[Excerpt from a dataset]
• • • • • • •

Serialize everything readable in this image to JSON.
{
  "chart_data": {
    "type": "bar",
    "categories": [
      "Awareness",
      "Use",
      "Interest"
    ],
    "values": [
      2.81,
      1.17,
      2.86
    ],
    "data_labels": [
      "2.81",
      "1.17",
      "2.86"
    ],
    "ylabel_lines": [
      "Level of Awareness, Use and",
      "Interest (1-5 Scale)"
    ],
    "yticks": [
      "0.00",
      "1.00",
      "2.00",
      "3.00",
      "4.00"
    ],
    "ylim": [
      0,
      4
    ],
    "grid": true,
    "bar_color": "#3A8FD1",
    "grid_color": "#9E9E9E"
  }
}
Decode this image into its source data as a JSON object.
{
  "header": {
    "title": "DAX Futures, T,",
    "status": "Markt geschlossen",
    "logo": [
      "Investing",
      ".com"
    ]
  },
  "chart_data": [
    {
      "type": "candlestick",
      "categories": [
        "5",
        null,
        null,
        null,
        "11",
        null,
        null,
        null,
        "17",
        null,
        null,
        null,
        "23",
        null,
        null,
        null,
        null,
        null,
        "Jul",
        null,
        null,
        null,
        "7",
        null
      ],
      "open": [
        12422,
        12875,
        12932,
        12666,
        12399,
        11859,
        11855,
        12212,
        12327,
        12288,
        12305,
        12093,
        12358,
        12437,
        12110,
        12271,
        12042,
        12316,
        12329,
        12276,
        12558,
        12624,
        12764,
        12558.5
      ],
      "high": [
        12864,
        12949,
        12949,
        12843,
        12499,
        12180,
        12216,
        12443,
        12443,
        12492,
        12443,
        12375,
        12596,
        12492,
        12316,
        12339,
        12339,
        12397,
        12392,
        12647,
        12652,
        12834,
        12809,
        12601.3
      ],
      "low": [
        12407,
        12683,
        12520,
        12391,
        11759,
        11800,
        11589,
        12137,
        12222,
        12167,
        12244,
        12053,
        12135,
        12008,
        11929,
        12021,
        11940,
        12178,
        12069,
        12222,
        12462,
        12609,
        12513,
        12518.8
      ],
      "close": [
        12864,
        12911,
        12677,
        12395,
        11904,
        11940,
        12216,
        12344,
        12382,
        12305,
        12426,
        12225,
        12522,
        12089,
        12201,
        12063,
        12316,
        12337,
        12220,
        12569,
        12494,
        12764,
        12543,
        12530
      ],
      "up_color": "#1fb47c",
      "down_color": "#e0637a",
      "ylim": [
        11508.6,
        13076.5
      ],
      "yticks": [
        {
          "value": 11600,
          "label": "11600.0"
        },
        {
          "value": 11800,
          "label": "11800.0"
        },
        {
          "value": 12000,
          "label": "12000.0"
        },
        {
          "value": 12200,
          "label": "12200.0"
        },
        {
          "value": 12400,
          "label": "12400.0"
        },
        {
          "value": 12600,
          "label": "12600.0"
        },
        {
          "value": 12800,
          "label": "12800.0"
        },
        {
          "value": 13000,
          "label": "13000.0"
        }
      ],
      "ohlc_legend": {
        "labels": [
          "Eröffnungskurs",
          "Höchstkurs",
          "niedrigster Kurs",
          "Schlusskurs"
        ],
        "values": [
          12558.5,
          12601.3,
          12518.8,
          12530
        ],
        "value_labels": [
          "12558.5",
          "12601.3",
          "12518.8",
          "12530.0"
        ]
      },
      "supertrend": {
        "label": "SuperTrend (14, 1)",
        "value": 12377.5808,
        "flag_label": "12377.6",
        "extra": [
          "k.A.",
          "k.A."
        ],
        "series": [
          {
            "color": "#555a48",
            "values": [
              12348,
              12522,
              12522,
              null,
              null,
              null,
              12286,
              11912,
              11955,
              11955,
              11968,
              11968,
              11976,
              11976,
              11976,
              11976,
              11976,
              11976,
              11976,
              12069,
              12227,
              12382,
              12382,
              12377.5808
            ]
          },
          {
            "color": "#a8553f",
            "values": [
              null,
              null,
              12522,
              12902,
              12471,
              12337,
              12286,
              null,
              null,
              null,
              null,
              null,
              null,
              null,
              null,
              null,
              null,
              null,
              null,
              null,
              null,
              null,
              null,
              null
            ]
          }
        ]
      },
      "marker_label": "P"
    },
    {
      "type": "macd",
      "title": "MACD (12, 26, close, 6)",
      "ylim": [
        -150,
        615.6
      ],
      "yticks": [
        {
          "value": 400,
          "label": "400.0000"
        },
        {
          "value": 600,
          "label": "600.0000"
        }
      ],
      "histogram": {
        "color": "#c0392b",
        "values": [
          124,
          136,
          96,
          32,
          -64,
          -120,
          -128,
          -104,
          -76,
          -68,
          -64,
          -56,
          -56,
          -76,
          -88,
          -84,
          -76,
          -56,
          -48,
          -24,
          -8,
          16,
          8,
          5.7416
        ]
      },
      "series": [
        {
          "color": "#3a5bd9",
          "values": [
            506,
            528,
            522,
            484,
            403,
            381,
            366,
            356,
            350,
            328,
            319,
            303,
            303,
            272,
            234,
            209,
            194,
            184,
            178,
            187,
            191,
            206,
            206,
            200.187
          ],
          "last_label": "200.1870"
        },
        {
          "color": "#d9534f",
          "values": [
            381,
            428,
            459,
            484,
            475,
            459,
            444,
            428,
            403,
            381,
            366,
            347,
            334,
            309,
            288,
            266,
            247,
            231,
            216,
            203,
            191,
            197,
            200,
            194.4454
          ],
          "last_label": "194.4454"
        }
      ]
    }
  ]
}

• • • • • • •

→ **Your objective**
Hand back the material above in full, exactly as written.

→ **Finished exercise**
Serialize everything readable in this image to JSON.
{
  "chart_data": {
    "type": "bar",
    "categories": [
      "Awareness",
      "Use",
      "Interest"
    ],
    "values": [
      2.81,
      1.17,
      2.86
    ],
    "data_labels": [
      "2.81",
      "1.17",
      "2.86"
    ],
    "ylabel_lines": [
      "Level of Awareness, Use and",
      "Interest (1-5 Scale)"
    ],
    "yticks": [
      "0.00",
      "1.00",
      "2.00",
      "3.00",
      "4.00"
    ],
    "ylim": [
      0,
      4
    ],
    "grid": true,
    "bar_color": "#3A8FD1",
    "grid_color": "#9E9E9E"
  }
}
Decode this image into its source data as a JSON object.
{
  "header": {
    "title": "DAX Futures, T,",
    "status": "Markt geschlossen",
    "logo": [
      "Investing",
      ".com"
    ]
  },
  "chart_data": [
    {
      "type": "candlestick",
      "categories": [
        "5",
        null,
        null,
        null,
        "11",
        null,
        null,
        null,
        "17",
        null,
        null,
        null,
        "23",
        null,
        null,
        null,
        null,
        null,
        "Jul",
        null,
        null,
        null,
        "7",
        null
      ],
      "open": [
        12422,
        12875,
        12932,
        12666,
        12399,
        11859,
        11855,
        12212,
        12327,
        12288,
        12305,
        12093,
        12358,
        12437,
        12110,
        12271,
        12042,
        12316,
        12329,
        12276,
        12558,
        12624,
        12764,
        12558.5
      ],
      "high": [
        12864,
        12949,
        12949,
        12843,
        12499,
        12180,
        12216,
        12443,
        12443,
        12492,
        12443,
        12375,
        12596,
        12492,
        12316,
        12339,
        12339,
        12397,
        12392,
        12647,
        12652,
        12834,
        12809,
        12601.3
      ],
      "low": [
        12407,
        12683,
        12520,
        12391,
        11759,
        11800,
        11589,
        12137,
        12222,
        12167,
        12244,
        12053,
        12135,
        12008,
        11929,
        12021,
        11940,
        12178,
        12069,
        12222,
        12462,
        12609,
        12513,
        12518.8
      ],
      "close": [
        12864,
        12911,
        12677,
        12395,
        11904,
        11940,
        12216,
        12344,
        12382,
        12305,
        12426,
        12225,
        12522,
        12089,
        12201,
        12063,
        12316,
        12337,
        12220,
        12569,
        12494,
        12764,
        12543,
        12530
      ],
      "up_color": "#1fb47c",
      "down_color": "#e0637a",
      "ylim": [
        11508.6,
        13076.5
      ],
      "yticks": [
        {
          "value": 11600,
          "label": "11600.0"
        },
        {
          "value": 11800,
          "label": "11800.0"
        },
        {
          "value": 12000,
          "label": "12000.0"
        },
        {
          "value": 12200,
          "label": "12200.0"
        },
        {
          "value": 12400,
          "label": "12400.0"
        },
        {
          "value": 12600,
          "label": "12600.0"
        },
        {
          "value": 12800,
          "label": "12800.0"
        },
        {
          "value": 13000,
          "label": "13000.0"
        }
      ],
      "ohlc_legend": {
        "labels": [
          "Eröffnungskurs",
          "Höchstkurs",
          "niedrigster Kurs",
          "Schlusskurs"
        ],
        "values": [
          12558.5,
          12601.3,
          12518.8,
          12530
        ],
        "value_labels": [
          "12558.5",
          "12601.3",
          "12518.8",
          "12530.0"
        ]
      },
      "supertrend": {
        "label": "SuperTrend (14, 1)",
        "value": 12377.5808,
        "flag_label": "12377.6",
        "extra": [
          "k.A.",
          "k.A."
        ],
        "series": [
          {
            "color": "#555a48",
            "values": [
              12348,
              12522,
              12522,
              null,
              null,
              null,
              12286,
              11912,
              11955,
              11955,
              11968,
              11968,
              11976,
              11976,
              11976,
              11976,
              11976,
              11976,
              11976,
              12069,
              12227,
              12382,
              12382,
              12377.5808
            ]
          },
          {
            "color": "#a8553f",
            "values": [
              null,
              null,
              12522,
              12902,
              12471,
              12337,
              12286,
              null,
              null,
              null,
              null,
              null,
              null,
              null,
              null,
              null,
              null,
              null,
              null,
              null,
              null,
              null,
              null,
              null
            ]
          }
        ]
      },
      "marker_label": "P"
    },
    {
      "type": "macd",
      "title": "MACD (12, 26, close, 6)",
      "ylim": [
        -150,
        615.6
      ],
      "yticks": [
        {
          "value": 400,
          "label": "400.0000"
        },
        {
          "value": 600,
          "label": "600.0000"
        }
      ],
      "histogram": {
        "color": "#c0392b",
        "values": [
          124,
          136,
          96,
          32,
          -64,
          -120,
          -128,
          -104,
          -76,
          -68,
          -64,
          -56,
          -56,
          -76,
          -88,
          -84,
          -76,
          -56,
          -48,
          -24,
          -8,
          16,
          8,
          5.7416
        ]
      },
      "series": [
        {
          "color": "#3a5bd9",
          "values": [
            506,
            528,
            522,
            484,
            403,
            381,
            366,
            356,
            350,
            328,
            319,
            303,
            303,
            272,
            234,
            209,
            194,
            184,
            178,
            187,
            191,
            206,
            206,
            200.187
          ],
          "last_label": "200.1870"
        },
        {
          "color": "#d9534f",
          "values": [
            381,
            428,
            459,
            484,
            475,
            459,
            444,
            428,
            403,
            381,
            366,
            347,
            334,
            309,
            288,
            266,
            247,
            231,
            216,
            203,
            191,
            197,
            200,
            194.4454
          ],
          "last_label": "194.4454"
        }
      ]
    }
  ]
}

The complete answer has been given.